■ DATA EXCERPTS

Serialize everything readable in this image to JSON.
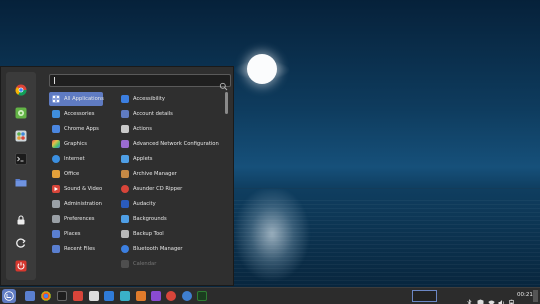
{
  "search": {
    "placeholder": "",
    "value": ""
  },
  "favorites": [
    {
      "name": "chrome-icon"
    },
    {
      "name": "settings-icon"
    },
    {
      "name": "software-manager-icon"
    },
    {
      "name": "terminal-icon"
    },
    {
      "name": "files-icon"
    }
  ],
  "session_buttons": [
    {
      "name": "lock-screen-icon"
    },
    {
      "name": "logout-icon"
    },
    {
      "name": "power-icon"
    }
  ],
  "categories": [
    {
      "label": "All Applications",
      "active": true,
      "color": "#5f7bc2"
    },
    {
      "label": "Accessories",
      "color": "#3f8edc"
    },
    {
      "label": "Chrome Apps",
      "color": "#4b87e0"
    },
    {
      "label": "Graphics",
      "color": "#d04d7a"
    },
    {
      "label": "Internet",
      "color": "#3b8fe0"
    },
    {
      "label": "Office",
      "color": "#e3a03a"
    },
    {
      "label": "Sound & Video",
      "color": "#d8453a"
    },
    {
      "label": "Administration",
      "color": "#9aa0a6"
    },
    {
      "label": "Preferences",
      "color": "#9aa0a6"
    },
    {
      "label": "Places",
      "color": "#5a7fd0"
    },
    {
      "label": "Recent Files",
      "color": "#5a7fd0"
    }
  ],
  "applications": [
    {
      "label": "Accessibility",
      "color": "#3c7fe0"
    },
    {
      "label": "Account details",
      "color": "#5f7bc2"
    },
    {
      "label": "Actions",
      "color": "#c9c9c9"
    },
    {
      "label": "Advanced Network Configuration",
      "color": "#9a6bd0"
    },
    {
      "label": "Applets",
      "color": "#4f9fe6"
    },
    {
      "label": "Archive Manager",
      "color": "#c78a45"
    },
    {
      "label": "Asunder CD Ripper",
      "color": "#d8453a"
    },
    {
      "label": "Audacity",
      "color": "#2a5bbd"
    },
    {
      "label": "Backgrounds",
      "color": "#4f9fe6"
    },
    {
      "label": "Backup Tool",
      "color": "#b9b9b9"
    },
    {
      "label": "Bluetooth Manager",
      "color": "#3c7fe0"
    },
    {
      "label": "Calendar",
      "color": "#8a8a8a",
      "dim": true
    }
  ],
  "taskbar": {
    "apps": [
      {
        "name": "files-taskbar-icon",
        "color": "#5a7fd0"
      },
      {
        "name": "chrome-taskbar-icon",
        "color": "#e0a93a"
      },
      {
        "name": "terminal-taskbar-icon",
        "color": "#1e1e1e"
      },
      {
        "name": "office-taskbar-icon",
        "color": "#d8453a"
      },
      {
        "name": "text-editor-taskbar-icon",
        "color": "#dcdcdc"
      },
      {
        "name": "notes-taskbar-icon",
        "color": "#2f7bd8"
      },
      {
        "name": "network-taskbar-icon",
        "color": "#3ab0c8"
      },
      {
        "name": "folder-taskbar-icon",
        "color": "#e07b2b"
      },
      {
        "name": "video-taskbar-icon",
        "color": "#8a4bd0"
      },
      {
        "name": "media-player-taskbar-icon",
        "color": "#d8453a"
      },
      {
        "name": "avatar-taskbar-icon",
        "color": "#3f7fd0"
      },
      {
        "name": "system-monitor-taskbar-icon",
        "color": "#2e7d32"
      }
    ],
    "tray": [
      {
        "name": "bluetooth-icon"
      },
      {
        "name": "shield-icon"
      },
      {
        "name": "wifi-icon"
      },
      {
        "name": "volume-icon"
      },
      {
        "name": "battery-icon"
      }
    ],
    "clock": "00:21"
  },
  "colors": {
    "accent": "#5f7bc2",
    "menu_bg": "#2f2f2f",
    "panel_bg": "#2c2c2c"
  }
}
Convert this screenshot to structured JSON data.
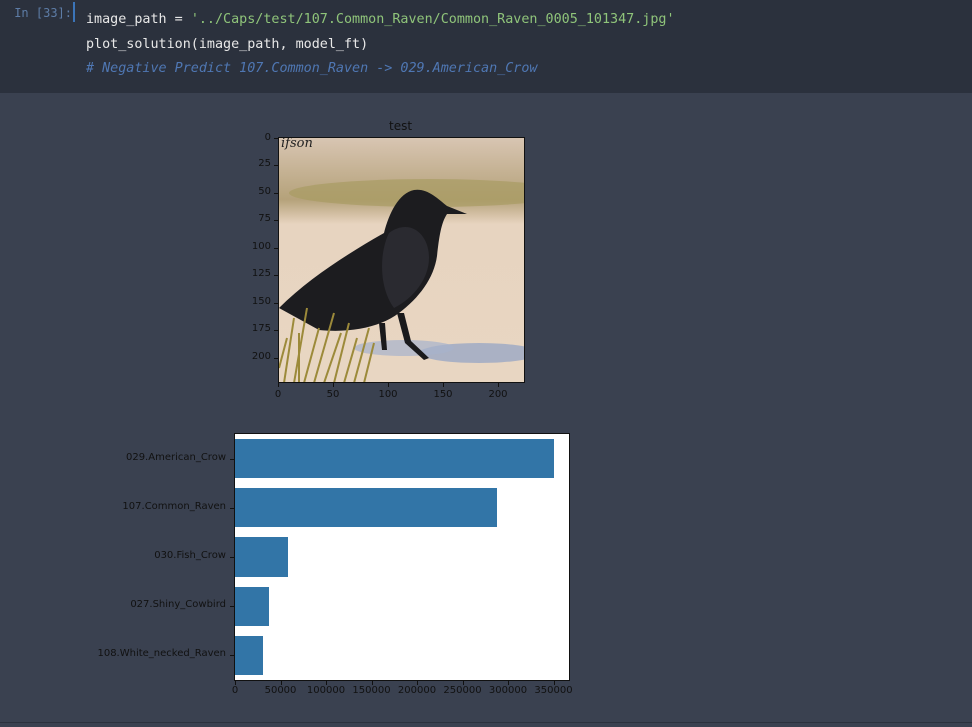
{
  "cell": {
    "prompt": "In [33]:",
    "code": {
      "line1_prefix": "image_path = ",
      "line1_string": "'../Caps/test/107.Common_Raven/Common_Raven_0005_101347.jpg'",
      "line2": "plot_solution(image_path, model_ft)",
      "line3_comment": "# Negative Predict 107.Common_Raven -> 029.American_Crow"
    }
  },
  "image_plot": {
    "title": "test",
    "watermark": "ifson",
    "y_ticks": [
      "0",
      "25",
      "50",
      "75",
      "100",
      "125",
      "150",
      "175",
      "200"
    ],
    "x_ticks": [
      "0",
      "50",
      "100",
      "150",
      "200"
    ]
  },
  "chart_data": {
    "type": "bar",
    "orientation": "horizontal",
    "categories": [
      "029.American_Crow",
      "107.Common_Raven",
      "030.Fish_Crow",
      "027.Shiny_Cowbird",
      "108.White_necked_Raven"
    ],
    "values": [
      350000,
      288000,
      58000,
      37000,
      31000
    ],
    "xlim": [
      0,
      367000
    ],
    "x_ticks": [
      "0",
      "50000",
      "100000",
      "150000",
      "200000",
      "250000",
      "300000",
      "350000"
    ],
    "bar_color": "#3275a7"
  },
  "colors": {
    "code_background": "#2b313d",
    "output_background": "#3a4150",
    "string": "#8fc47a",
    "comment": "#4f77b3"
  }
}
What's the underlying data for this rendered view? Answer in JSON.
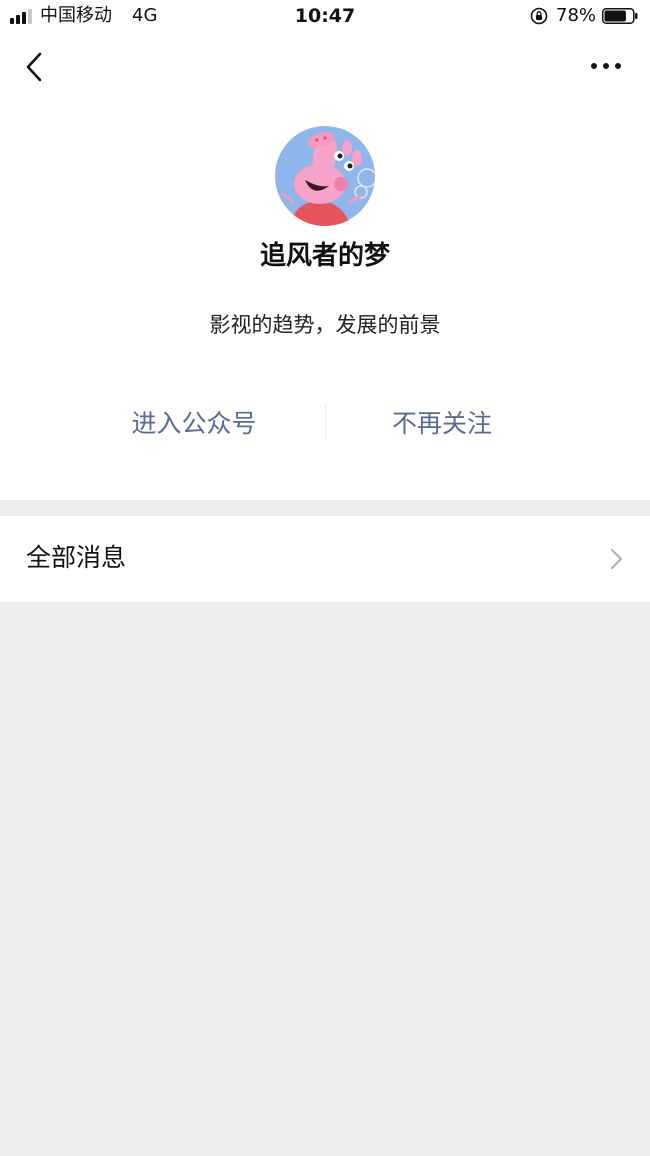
{
  "status_bar": {
    "carrier": "中国移动",
    "network": "4G",
    "time": "10:47",
    "battery_percent": "78%",
    "battery_level": 0.78,
    "signal_bars_active": 3,
    "signal_bars_total": 4
  },
  "header": {
    "back_icon": "chevron-left-icon",
    "more_icon": "more-horizontal-icon"
  },
  "profile": {
    "name": "追风者的梦",
    "description": "影视的趋势，发展的前景",
    "avatar_icon": "cartoon-pig-avatar"
  },
  "actions": {
    "enter_label": "进入公众号",
    "unfollow_label": "不再关注",
    "color": "#576b95"
  },
  "list": {
    "all_messages_label": "全部消息",
    "chevron_icon": "chevron-right-icon"
  },
  "colors": {
    "background": "#ededed",
    "card": "#ffffff",
    "link": "#576b95"
  }
}
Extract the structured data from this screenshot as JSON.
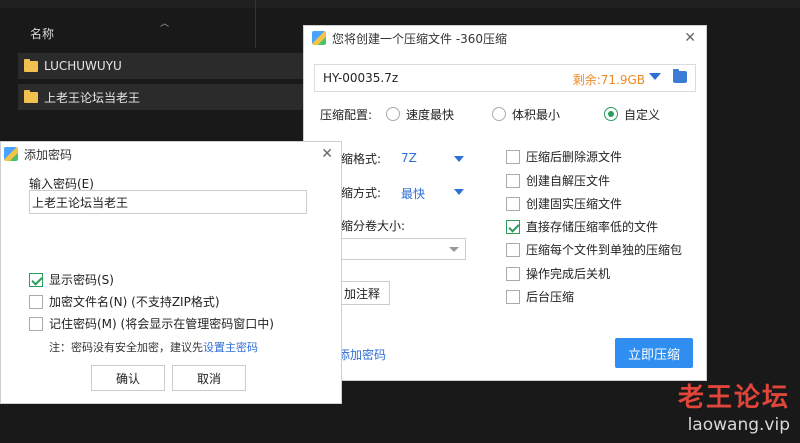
{
  "explorer": {
    "column_header": "名称",
    "rows": [
      {
        "name": "LUCHUWUYU"
      },
      {
        "name": "上老王论坛当老王"
      }
    ]
  },
  "compress_dialog": {
    "title": "您将创建一个压缩文件 -360压缩",
    "archive_name": "HY-00035.7z",
    "free_space": "剩余:71.9GB",
    "profile_label": "压缩配置:",
    "profiles": [
      {
        "label": "速度最快",
        "selected": false
      },
      {
        "label": "体积最小",
        "selected": false
      },
      {
        "label": "自定义",
        "selected": true
      }
    ],
    "format_label": "缩格式:",
    "format_value": "7Z",
    "method_label": "缩方式:",
    "method_value": "最快",
    "volume_label": "缩分卷大小:",
    "note_button": "加注释",
    "add_password_link": "添加密码",
    "compress_button": "立即压缩",
    "options": [
      {
        "label": "压缩后删除源文件",
        "checked": false
      },
      {
        "label": "创建自解压文件",
        "checked": false
      },
      {
        "label": "创建固实压缩文件",
        "checked": false
      },
      {
        "label": "直接存储压缩率低的文件",
        "checked": true
      },
      {
        "label": "压缩每个文件到单独的压缩包",
        "checked": false
      },
      {
        "label": "操作完成后关机",
        "checked": false
      },
      {
        "label": "后台压缩",
        "checked": false
      }
    ]
  },
  "password_dialog": {
    "title": "添加密码",
    "input_label": "输入密码(E)",
    "password_value": "上老王论坛当老王",
    "options": [
      {
        "label": "显示密码(S)",
        "checked": true
      },
      {
        "label": "加密文件名(N) (不支持ZIP格式)",
        "checked": false
      },
      {
        "label": "记住密码(M) (将会显示在管理密码窗口中)",
        "checked": false
      }
    ],
    "note_text": "注：密码没有安全加密，建议先",
    "note_link": "设置主密码",
    "ok_button": "确认",
    "cancel_button": "取消"
  },
  "watermark": {
    "text_cn": "老王论坛",
    "text_en": "laowang.vip"
  },
  "colors": {
    "accent_blue": "#2f8ef0",
    "free_space_orange": "#f08a24",
    "check_green": "#2a9d5c",
    "watermark_red": "#e0453a"
  }
}
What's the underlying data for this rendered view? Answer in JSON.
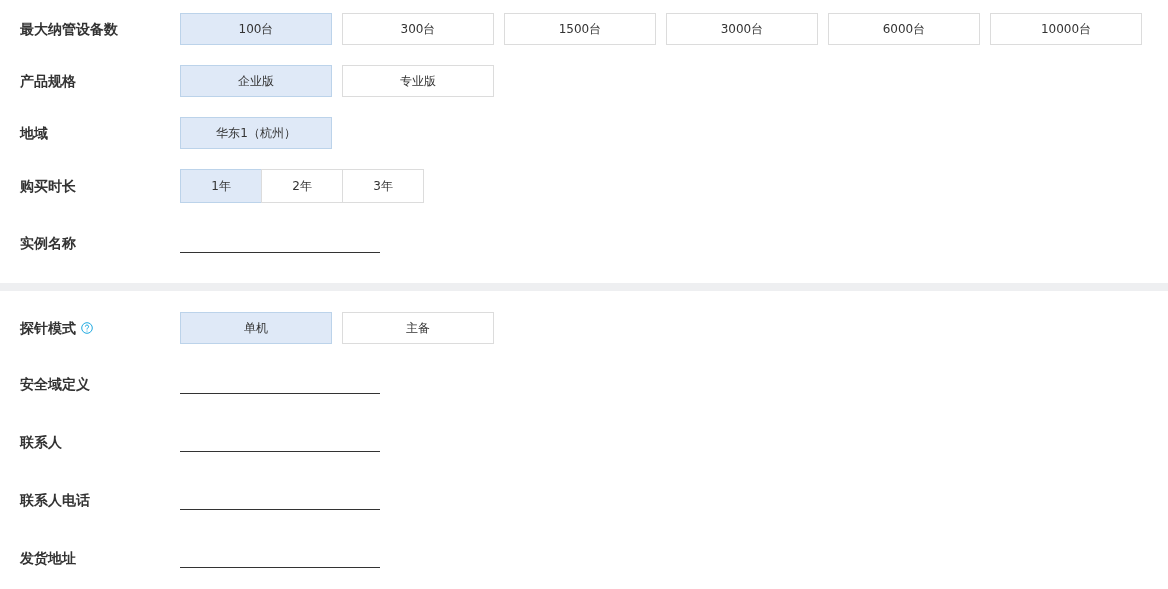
{
  "sections": [
    {
      "fields": [
        {
          "label": "最大纳管设备数",
          "kind": "options",
          "options": [
            {
              "label": "100台",
              "selected": true
            },
            {
              "label": "300台",
              "selected": false
            },
            {
              "label": "1500台",
              "selected": false
            },
            {
              "label": "3000台",
              "selected": false
            },
            {
              "label": "6000台",
              "selected": false
            },
            {
              "label": "10000台",
              "selected": false
            }
          ]
        },
        {
          "label": "产品规格",
          "kind": "options",
          "options": [
            {
              "label": "企业版",
              "selected": true
            },
            {
              "label": "专业版",
              "selected": false
            }
          ]
        },
        {
          "label": "地域",
          "kind": "options",
          "options": [
            {
              "label": "华东1（杭州）",
              "selected": true
            }
          ]
        },
        {
          "label": "购买时长",
          "kind": "segmented",
          "options": [
            {
              "label": "1年",
              "selected": true
            },
            {
              "label": "2年",
              "selected": false
            },
            {
              "label": "3年",
              "selected": false
            }
          ]
        },
        {
          "label": "实例名称",
          "kind": "text_input"
        }
      ]
    },
    {
      "fields": [
        {
          "label": "探针模式",
          "help": true,
          "kind": "options",
          "options": [
            {
              "label": "单机",
              "selected": true
            },
            {
              "label": "主备",
              "selected": false
            }
          ]
        },
        {
          "label": "安全域定义",
          "kind": "text_input"
        },
        {
          "label": "联系人",
          "kind": "text_input"
        },
        {
          "label": "联系人电话",
          "kind": "text_input"
        },
        {
          "label": "发货地址",
          "kind": "text_input"
        }
      ]
    }
  ]
}
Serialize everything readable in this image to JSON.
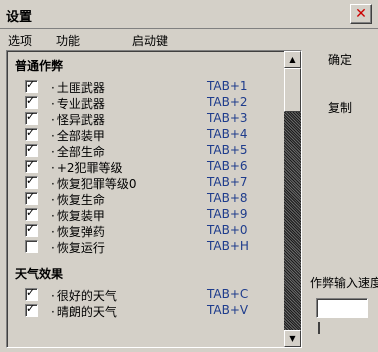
{
  "window": {
    "title": "设置",
    "close_icon": "close-icon"
  },
  "menu": {
    "items": [
      "选项",
      "功能",
      "启动键"
    ]
  },
  "sections": [
    {
      "title": "普通作弊",
      "items": [
        {
          "label": "土匪武器",
          "key": "TAB+1",
          "checked": true
        },
        {
          "label": "专业武器",
          "key": "TAB+2",
          "checked": true
        },
        {
          "label": "怪异武器",
          "key": "TAB+3",
          "checked": true
        },
        {
          "label": "全部装甲",
          "key": "TAB+4",
          "checked": true
        },
        {
          "label": "全部生命",
          "key": "TAB+5",
          "checked": true
        },
        {
          "label": "+2犯罪等级",
          "key": "TAB+6",
          "checked": true
        },
        {
          "label": "恢复犯罪等级0",
          "key": "TAB+7",
          "checked": true
        },
        {
          "label": "恢复生命",
          "key": "TAB+8",
          "checked": true
        },
        {
          "label": "恢复装甲",
          "key": "TAB+9",
          "checked": true
        },
        {
          "label": "恢复弹药",
          "key": "TAB+0",
          "checked": true
        },
        {
          "label": "恢复运行",
          "key": "TAB+H",
          "checked": false
        }
      ]
    },
    {
      "title": "天气效果",
      "items": [
        {
          "label": "很好的天气",
          "key": "TAB+C",
          "checked": true
        },
        {
          "label": "晴朗的天气",
          "key": "TAB+V",
          "checked": true
        }
      ]
    }
  ],
  "buttons": {
    "ok": "确定",
    "copy": "复制"
  },
  "speed": {
    "label": "作弊输入速度"
  }
}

■ GOAL
Among the entries above, identify all lines with "screenshot" and copy them.

■ FINAL RESULT
Convert this screenshot to structured JSON data.
Extract the structured data from this screenshot as JSON.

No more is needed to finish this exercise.